Exercise task:
Repeat the records exactly. Every line must match.

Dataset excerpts
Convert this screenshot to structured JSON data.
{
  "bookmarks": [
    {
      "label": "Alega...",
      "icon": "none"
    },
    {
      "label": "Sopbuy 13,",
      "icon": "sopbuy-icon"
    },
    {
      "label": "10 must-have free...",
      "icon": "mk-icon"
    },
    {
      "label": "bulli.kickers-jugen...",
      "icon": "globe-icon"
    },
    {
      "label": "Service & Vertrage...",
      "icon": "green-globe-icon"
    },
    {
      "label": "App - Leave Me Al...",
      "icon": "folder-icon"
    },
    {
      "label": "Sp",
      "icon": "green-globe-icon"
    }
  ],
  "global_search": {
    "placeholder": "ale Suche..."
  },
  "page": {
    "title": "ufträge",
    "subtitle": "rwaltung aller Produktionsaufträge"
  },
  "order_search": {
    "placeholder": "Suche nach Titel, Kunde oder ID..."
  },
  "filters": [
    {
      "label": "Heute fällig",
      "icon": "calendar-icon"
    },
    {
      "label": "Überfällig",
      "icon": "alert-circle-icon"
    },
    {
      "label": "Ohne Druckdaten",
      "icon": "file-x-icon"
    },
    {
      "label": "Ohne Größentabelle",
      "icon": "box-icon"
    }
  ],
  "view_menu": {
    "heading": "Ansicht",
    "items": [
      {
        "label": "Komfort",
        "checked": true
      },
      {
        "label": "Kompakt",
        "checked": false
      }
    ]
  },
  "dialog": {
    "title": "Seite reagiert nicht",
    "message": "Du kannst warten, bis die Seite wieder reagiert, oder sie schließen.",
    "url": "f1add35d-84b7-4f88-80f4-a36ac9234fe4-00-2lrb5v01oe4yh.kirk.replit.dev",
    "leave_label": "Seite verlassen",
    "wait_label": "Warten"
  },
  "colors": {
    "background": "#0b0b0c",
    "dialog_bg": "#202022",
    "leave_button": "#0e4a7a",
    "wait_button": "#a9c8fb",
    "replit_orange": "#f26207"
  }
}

Response to this exercise:
Convert this screenshot to structured JSON data.
{
  "bookmarks": [
    {
      "label": "Alega...",
      "icon": "none"
    },
    {
      "label": "Sopbuy 13,",
      "icon": "sopbuy-icon"
    },
    {
      "label": "10 must-have free...",
      "icon": "mk-icon"
    },
    {
      "label": "bulli.kickers-jugen...",
      "icon": "globe-icon"
    },
    {
      "label": "Service & Vertrage...",
      "icon": "green-globe-icon"
    },
    {
      "label": "App - Leave Me Al...",
      "icon": "folder-icon"
    },
    {
      "label": "Sp",
      "icon": "green-globe-icon"
    }
  ],
  "global_search": {
    "placeholder": "ale Suche..."
  },
  "page": {
    "title": "ufträge",
    "subtitle": "rwaltung aller Produktionsaufträge"
  },
  "order_search": {
    "placeholder": "Suche nach Titel, Kunde oder ID..."
  },
  "filters": [
    {
      "label": "Heute fällig",
      "icon": "calendar-icon"
    },
    {
      "label": "Überfällig",
      "icon": "alert-circle-icon"
    },
    {
      "label": "Ohne Druckdaten",
      "icon": "file-x-icon"
    },
    {
      "label": "Ohne Größentabelle",
      "icon": "box-icon"
    }
  ],
  "view_menu": {
    "heading": "Ansicht",
    "items": [
      {
        "label": "Komfort",
        "checked": true
      },
      {
        "label": "Kompakt",
        "checked": false
      }
    ]
  },
  "dialog": {
    "title": "Seite reagiert nicht",
    "message": "Du kannst warten, bis die Seite wieder reagiert, oder sie schließen.",
    "url": "f1add35d-84b7-4f88-80f4-a36ac9234fe4-00-2lrb5v01oe4yh.kirk.replit.dev",
    "leave_label": "Seite verlassen",
    "wait_label": "Warten"
  },
  "colors": {
    "background": "#0b0b0c",
    "dialog_bg": "#202022",
    "leave_button": "#0e4a7a",
    "wait_button": "#a9c8fb",
    "replit_orange": "#f26207"
  }
}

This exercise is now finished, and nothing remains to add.